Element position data
• • •

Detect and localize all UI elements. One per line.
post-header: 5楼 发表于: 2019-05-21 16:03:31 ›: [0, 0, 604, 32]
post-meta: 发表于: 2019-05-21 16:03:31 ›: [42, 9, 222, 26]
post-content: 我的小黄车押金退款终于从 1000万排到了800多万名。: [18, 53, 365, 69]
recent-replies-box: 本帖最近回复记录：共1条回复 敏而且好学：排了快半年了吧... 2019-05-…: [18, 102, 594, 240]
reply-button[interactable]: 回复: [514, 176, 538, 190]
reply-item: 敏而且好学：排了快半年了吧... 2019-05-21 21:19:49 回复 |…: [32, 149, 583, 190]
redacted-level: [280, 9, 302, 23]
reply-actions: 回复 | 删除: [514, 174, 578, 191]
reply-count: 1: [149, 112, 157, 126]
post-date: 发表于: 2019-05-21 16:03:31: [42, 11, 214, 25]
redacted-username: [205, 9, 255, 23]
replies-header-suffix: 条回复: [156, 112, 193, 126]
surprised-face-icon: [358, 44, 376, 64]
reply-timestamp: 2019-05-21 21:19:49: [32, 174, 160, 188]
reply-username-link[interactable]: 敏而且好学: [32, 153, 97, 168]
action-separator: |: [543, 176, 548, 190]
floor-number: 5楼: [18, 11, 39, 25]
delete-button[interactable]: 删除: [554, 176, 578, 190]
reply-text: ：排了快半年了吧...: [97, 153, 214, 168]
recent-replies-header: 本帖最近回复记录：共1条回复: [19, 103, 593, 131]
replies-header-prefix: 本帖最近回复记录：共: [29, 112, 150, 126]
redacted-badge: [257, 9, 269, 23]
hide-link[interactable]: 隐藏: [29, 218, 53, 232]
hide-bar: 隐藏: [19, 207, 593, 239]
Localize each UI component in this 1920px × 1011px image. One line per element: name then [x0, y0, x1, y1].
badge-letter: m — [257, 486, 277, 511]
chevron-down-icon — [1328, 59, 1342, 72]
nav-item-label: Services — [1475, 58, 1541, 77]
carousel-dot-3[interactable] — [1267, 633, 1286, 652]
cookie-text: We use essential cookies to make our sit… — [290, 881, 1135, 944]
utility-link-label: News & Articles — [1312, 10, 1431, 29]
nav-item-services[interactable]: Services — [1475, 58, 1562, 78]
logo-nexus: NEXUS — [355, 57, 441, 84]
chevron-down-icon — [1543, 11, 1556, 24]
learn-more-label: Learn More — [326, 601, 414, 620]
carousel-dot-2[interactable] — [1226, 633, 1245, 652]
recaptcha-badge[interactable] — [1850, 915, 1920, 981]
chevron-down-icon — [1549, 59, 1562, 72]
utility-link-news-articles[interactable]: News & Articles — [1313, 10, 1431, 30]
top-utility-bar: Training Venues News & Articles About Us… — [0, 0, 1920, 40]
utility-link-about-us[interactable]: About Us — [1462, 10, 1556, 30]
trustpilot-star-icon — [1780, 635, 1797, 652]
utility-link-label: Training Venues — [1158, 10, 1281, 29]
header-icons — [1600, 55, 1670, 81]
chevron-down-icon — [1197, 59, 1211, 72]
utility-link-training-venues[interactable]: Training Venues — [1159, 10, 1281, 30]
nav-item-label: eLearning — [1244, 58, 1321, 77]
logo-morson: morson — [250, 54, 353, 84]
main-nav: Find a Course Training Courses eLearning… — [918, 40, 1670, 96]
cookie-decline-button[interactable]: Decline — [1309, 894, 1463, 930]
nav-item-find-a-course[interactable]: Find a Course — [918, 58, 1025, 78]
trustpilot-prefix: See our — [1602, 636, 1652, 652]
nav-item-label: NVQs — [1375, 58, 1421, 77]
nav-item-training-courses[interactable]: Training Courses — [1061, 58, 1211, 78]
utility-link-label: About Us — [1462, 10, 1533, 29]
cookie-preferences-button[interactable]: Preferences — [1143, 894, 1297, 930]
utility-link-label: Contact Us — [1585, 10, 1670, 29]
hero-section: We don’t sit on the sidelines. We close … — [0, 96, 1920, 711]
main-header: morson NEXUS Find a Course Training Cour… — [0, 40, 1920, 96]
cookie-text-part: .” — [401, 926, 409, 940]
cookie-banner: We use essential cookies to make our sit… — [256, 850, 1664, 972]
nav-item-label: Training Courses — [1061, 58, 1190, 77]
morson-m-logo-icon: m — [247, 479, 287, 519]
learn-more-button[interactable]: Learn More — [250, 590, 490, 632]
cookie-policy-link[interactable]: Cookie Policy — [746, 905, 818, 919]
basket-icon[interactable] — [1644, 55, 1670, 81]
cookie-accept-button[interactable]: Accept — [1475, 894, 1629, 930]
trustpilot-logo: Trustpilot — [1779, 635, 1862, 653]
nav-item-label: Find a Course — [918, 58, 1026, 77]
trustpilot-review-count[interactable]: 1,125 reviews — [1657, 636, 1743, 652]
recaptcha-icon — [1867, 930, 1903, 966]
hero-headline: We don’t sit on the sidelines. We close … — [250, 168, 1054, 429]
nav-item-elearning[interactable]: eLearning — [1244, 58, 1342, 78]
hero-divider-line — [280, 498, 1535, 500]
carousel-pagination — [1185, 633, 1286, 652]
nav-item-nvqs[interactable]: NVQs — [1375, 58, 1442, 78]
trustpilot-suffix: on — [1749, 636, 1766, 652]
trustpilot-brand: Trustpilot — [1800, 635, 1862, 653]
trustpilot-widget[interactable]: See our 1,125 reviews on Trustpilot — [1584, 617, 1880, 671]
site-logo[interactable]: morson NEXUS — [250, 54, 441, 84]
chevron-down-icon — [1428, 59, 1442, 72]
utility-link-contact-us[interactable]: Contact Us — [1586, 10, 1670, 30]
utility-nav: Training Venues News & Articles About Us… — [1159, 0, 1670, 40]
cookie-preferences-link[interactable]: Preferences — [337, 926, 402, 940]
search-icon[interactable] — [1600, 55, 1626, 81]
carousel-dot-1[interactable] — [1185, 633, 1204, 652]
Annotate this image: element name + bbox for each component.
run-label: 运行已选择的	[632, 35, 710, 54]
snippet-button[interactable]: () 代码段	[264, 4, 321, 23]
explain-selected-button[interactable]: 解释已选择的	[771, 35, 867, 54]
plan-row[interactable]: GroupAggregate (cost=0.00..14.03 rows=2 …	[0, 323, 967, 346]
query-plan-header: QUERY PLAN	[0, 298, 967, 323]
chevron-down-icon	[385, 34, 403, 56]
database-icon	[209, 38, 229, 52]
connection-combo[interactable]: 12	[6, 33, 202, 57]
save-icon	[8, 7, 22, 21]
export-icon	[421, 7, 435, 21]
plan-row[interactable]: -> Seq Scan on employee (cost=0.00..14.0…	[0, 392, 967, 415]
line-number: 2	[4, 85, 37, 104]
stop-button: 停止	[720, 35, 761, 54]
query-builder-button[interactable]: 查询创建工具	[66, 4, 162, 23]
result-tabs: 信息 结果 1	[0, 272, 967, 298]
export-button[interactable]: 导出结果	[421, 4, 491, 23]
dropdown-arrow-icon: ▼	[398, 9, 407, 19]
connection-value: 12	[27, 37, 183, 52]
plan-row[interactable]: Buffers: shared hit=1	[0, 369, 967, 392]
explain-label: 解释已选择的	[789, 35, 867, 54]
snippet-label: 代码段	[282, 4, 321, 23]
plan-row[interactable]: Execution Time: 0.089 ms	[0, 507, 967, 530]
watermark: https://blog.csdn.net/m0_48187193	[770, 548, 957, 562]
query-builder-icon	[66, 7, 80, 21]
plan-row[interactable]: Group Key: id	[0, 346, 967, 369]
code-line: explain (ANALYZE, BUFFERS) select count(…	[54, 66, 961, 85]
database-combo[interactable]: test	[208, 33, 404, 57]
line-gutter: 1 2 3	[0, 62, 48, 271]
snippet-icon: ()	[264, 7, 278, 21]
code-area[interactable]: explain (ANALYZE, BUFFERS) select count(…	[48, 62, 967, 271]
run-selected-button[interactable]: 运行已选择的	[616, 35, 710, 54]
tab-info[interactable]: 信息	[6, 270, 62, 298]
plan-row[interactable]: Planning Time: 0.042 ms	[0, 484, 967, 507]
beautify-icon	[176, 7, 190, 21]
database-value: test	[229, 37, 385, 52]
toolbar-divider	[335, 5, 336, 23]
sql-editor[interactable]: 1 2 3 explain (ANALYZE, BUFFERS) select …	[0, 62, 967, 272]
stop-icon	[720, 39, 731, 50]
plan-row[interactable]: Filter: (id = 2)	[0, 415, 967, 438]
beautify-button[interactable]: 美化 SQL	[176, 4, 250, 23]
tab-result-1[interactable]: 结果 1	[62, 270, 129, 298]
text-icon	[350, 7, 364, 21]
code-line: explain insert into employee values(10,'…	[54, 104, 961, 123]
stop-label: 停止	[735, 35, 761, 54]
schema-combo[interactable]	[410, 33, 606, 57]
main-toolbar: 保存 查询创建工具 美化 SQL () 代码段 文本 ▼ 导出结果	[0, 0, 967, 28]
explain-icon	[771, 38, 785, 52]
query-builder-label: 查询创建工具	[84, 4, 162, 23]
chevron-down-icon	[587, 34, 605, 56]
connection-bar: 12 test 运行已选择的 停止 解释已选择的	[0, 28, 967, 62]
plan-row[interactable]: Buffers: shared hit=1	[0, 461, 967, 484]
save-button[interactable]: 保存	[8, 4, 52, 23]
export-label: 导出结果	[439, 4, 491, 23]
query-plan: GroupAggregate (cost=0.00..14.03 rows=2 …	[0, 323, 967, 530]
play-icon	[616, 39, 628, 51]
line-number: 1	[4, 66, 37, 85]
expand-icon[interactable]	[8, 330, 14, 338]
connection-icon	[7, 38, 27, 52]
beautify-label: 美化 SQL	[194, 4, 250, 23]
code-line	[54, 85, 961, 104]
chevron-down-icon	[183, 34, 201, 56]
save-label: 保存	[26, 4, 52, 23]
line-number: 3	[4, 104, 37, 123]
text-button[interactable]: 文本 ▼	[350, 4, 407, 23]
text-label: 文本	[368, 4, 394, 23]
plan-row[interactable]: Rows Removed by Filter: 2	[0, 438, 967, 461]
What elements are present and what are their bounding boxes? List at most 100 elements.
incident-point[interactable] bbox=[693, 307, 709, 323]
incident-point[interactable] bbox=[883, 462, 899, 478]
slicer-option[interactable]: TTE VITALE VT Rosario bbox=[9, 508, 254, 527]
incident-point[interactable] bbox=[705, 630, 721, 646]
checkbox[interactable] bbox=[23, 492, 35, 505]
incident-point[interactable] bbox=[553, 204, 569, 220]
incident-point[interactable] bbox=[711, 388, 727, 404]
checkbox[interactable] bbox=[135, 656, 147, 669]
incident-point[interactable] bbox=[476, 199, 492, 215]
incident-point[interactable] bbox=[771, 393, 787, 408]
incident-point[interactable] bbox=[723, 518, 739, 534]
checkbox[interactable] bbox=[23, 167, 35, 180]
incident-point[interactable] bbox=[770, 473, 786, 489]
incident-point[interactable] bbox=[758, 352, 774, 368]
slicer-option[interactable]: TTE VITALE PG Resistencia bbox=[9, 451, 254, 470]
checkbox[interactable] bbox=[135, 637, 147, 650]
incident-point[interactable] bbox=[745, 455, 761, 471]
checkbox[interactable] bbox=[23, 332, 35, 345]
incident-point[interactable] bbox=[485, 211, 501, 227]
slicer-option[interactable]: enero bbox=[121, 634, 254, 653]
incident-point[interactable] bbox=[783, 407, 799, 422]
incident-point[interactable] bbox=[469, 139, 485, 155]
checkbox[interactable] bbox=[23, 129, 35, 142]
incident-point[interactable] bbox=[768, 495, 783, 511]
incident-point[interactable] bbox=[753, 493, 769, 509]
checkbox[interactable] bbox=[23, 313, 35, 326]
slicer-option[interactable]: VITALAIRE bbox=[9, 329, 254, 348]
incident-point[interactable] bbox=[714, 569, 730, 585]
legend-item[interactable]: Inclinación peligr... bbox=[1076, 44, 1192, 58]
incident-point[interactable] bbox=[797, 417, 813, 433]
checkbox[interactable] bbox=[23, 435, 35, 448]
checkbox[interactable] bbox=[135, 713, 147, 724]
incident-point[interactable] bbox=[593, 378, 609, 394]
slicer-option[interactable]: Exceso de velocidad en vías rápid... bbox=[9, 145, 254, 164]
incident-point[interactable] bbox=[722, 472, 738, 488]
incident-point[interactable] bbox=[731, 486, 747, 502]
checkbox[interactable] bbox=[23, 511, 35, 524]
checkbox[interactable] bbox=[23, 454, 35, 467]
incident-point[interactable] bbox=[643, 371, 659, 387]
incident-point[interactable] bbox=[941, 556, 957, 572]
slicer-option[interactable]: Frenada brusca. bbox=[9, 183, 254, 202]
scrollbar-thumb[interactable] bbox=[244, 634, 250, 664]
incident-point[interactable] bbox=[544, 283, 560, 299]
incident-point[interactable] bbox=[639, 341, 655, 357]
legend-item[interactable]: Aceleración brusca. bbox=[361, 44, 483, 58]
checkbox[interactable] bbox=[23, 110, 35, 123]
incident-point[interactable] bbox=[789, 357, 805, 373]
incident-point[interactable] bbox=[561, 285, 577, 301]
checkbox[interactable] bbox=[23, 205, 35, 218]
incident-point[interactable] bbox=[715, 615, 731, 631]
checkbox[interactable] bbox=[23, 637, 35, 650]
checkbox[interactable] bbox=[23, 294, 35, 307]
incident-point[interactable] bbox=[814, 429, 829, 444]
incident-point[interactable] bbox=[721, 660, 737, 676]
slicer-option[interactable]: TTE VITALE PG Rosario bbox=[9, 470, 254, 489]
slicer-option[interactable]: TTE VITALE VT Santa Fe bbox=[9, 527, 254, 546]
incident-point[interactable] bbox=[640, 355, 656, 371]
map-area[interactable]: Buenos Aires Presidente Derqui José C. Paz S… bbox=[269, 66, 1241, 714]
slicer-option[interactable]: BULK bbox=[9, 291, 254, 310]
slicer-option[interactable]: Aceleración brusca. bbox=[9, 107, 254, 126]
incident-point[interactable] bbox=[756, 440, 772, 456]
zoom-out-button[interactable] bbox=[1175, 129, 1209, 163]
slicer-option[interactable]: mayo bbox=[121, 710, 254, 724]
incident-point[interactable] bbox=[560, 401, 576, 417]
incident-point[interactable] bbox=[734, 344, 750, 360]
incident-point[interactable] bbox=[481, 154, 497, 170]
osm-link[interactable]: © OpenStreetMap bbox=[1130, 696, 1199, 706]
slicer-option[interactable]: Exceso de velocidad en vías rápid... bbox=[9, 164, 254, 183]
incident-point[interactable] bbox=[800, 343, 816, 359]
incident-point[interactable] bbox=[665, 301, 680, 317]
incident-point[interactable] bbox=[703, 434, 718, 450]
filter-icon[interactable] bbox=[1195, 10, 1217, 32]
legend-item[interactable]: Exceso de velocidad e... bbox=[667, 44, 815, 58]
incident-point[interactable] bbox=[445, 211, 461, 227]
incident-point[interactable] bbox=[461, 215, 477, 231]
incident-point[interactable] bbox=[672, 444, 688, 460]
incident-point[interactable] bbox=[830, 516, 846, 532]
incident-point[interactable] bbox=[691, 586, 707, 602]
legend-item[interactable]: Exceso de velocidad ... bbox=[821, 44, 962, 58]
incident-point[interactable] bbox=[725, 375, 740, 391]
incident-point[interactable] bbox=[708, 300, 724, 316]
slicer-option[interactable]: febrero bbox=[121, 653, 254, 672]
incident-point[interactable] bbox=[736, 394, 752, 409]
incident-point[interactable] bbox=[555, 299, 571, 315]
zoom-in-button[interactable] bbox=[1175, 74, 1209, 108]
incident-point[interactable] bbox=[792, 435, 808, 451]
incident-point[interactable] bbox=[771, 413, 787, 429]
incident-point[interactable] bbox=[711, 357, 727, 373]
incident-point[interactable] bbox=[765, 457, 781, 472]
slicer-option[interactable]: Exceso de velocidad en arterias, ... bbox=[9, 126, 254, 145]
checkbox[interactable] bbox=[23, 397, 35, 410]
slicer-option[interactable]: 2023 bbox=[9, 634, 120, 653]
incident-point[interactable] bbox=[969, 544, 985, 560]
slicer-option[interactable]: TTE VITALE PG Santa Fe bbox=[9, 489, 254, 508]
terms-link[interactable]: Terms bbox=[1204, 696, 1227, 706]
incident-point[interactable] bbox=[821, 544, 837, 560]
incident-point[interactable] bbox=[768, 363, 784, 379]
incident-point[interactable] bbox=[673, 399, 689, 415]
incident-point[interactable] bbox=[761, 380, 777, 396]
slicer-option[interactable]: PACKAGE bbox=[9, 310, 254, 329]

• • •

Your objective
Reproduce word for word everything from the first of the rows down to the line that contains "reply-button[interactable]: 回复: [514, 176, 538, 190]", with that line included.

Response below
Detect and localize all UI elements. One per line.
post-header: 5楼 发表于: 2019-05-21 16:03:31 ›: [0, 0, 604, 32]
post-meta: 发表于: 2019-05-21 16:03:31 ›: [42, 9, 222, 26]
post-content: 我的小黄车押金退款终于从 1000万排到了800多万名。: [18, 53, 365, 69]
recent-replies-box: 本帖最近回复记录：共1条回复 敏而且好学：排了快半年了吧... 2019-05-…: [18, 102, 594, 240]
reply-button[interactable]: 回复: [514, 176, 538, 190]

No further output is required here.